## [Problem]
Repeat the listing in full, exactly as it stands.

## [Extracted data]

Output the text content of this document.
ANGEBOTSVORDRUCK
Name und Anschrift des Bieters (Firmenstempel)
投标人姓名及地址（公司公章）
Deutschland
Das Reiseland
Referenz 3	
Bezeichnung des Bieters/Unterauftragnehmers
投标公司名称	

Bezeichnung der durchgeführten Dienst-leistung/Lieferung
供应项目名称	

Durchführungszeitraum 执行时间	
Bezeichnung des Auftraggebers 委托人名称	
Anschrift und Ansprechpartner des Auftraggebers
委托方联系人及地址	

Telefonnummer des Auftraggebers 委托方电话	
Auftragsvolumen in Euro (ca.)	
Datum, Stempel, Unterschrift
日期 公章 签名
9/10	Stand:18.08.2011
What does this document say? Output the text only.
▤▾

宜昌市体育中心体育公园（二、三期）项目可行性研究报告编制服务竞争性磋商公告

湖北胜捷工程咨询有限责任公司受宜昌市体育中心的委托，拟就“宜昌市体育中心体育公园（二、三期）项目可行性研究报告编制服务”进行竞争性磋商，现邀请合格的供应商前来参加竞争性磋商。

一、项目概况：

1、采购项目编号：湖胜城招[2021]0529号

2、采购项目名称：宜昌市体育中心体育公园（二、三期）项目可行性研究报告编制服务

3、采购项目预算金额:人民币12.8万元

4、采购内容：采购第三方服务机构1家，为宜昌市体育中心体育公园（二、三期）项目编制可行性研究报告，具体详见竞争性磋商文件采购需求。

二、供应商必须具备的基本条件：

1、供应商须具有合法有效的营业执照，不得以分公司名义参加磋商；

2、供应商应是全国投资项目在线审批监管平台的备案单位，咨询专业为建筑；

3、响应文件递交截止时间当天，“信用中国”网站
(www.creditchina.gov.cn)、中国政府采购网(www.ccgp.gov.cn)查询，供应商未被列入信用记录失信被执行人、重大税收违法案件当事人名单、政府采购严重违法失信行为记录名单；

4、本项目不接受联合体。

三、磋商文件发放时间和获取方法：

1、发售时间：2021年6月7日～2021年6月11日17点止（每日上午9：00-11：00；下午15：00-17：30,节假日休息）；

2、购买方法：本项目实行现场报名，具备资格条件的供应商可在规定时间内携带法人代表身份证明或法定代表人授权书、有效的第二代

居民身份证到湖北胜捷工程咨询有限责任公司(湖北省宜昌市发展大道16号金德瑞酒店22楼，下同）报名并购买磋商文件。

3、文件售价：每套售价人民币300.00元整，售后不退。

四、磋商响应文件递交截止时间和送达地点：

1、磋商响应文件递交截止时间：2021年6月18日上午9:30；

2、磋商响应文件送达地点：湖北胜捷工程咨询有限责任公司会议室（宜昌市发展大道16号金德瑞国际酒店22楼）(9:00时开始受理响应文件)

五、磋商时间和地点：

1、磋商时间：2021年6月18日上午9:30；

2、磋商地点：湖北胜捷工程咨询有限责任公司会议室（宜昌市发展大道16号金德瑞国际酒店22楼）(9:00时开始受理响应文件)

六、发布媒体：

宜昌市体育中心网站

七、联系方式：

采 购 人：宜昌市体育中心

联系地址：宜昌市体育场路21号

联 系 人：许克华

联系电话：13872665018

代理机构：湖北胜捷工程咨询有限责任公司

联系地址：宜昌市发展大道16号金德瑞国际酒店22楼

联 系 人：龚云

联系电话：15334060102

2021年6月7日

## [Final answer]
Output the text content of this document.
ANGEBOTSVORDRUCK
Name und Anschrift des Bieters (Firmenstempel)
投标人姓名及地址（公司公章）
Deutschland
Das Reiseland
Referenz 3	
Bezeichnung des Bieters/Unterauftragnehmers
投标公司名称	

Bezeichnung der durchgeführten Dienst-leistung/Lieferung
供应项目名称	

Durchführungszeitraum 执行时间	
Bezeichnung des Auftraggebers 委托人名称	
Anschrift und Ansprechpartner des Auftraggebers
委托方联系人及地址	

Telefonnummer des Auftraggebers 委托方电话	
Auftragsvolumen in Euro (ca.)	
Datum, Stempel, Unterschrift
日期 公章 签名
9/10	Stand:18.08.2011
What does this document say? Output the text only.
▤▾

宜昌市体育中心体育公园（二、三期）项目可行性研究报告编制服务竞争性磋商公告

湖北胜捷工程咨询有限责任公司受宜昌市体育中心的委托，拟就“宜昌市体育中心体育公园（二、三期）项目可行性研究报告编制服务”进行竞争性磋商，现邀请合格的供应商前来参加竞争性磋商。

一、项目概况：

1、采购项目编号：湖胜城招[2021]0529号

2、采购项目名称：宜昌市体育中心体育公园（二、三期）项目可行性研究报告编制服务

3、采购项目预算金额:人民币12.8万元

4、采购内容：采购第三方服务机构1家，为宜昌市体育中心体育公园（二、三期）项目编制可行性研究报告，具体详见竞争性磋商文件采购需求。

二、供应商必须具备的基本条件：

1、供应商须具有合法有效的营业执照，不得以分公司名义参加磋商；

2、供应商应是全国投资项目在线审批监管平台的备案单位，咨询专业为建筑；

3、响应文件递交截止时间当天，“信用中国”网站
(www.creditchina.gov.cn)、中国政府采购网(www.ccgp.gov.cn)查询，供应商未被列入信用记录失信被执行人、重大税收违法案件当事人名单、政府采购严重违法失信行为记录名单；

4、本项目不接受联合体。

三、磋商文件发放时间和获取方法：

1、发售时间：2021年6月7日～2021年6月11日17点止（每日上午9：00-11：00；下午15：00-17：30,节假日休息）；

2、购买方法：本项目实行现场报名，具备资格条件的供应商可在规定时间内携带法人代表身份证明或法定代表人授权书、有效的第二代

居民身份证到湖北胜捷工程咨询有限责任公司(湖北省宜昌市发展大道16号金德瑞酒店22楼，下同）报名并购买磋商文件。

3、文件售价：每套售价人民币300.00元整，售后不退。

四、磋商响应文件递交截止时间和送达地点：

1、磋商响应文件递交截止时间：2021年6月18日上午9:30；

2、磋商响应文件送达地点：湖北胜捷工程咨询有限责任公司会议室（宜昌市发展大道16号金德瑞国际酒店22楼）(9:00时开始受理响应文件)

五、磋商时间和地点：

1、磋商时间：2021年6月18日上午9:30；

2、磋商地点：湖北胜捷工程咨询有限责任公司会议室（宜昌市发展大道16号金德瑞国际酒店22楼）(9:00时开始受理响应文件)

六、发布媒体：

宜昌市体育中心网站

七、联系方式：

采 购 人：宜昌市体育中心

联系地址：宜昌市体育场路21号

联 系 人：许克华

联系电话：13872665018

代理机构：湖北胜捷工程咨询有限责任公司

联系地址：宜昌市发展大道16号金德瑞国际酒店22楼

联 系 人：龚云

联系电话：15334060102

2021年6月7日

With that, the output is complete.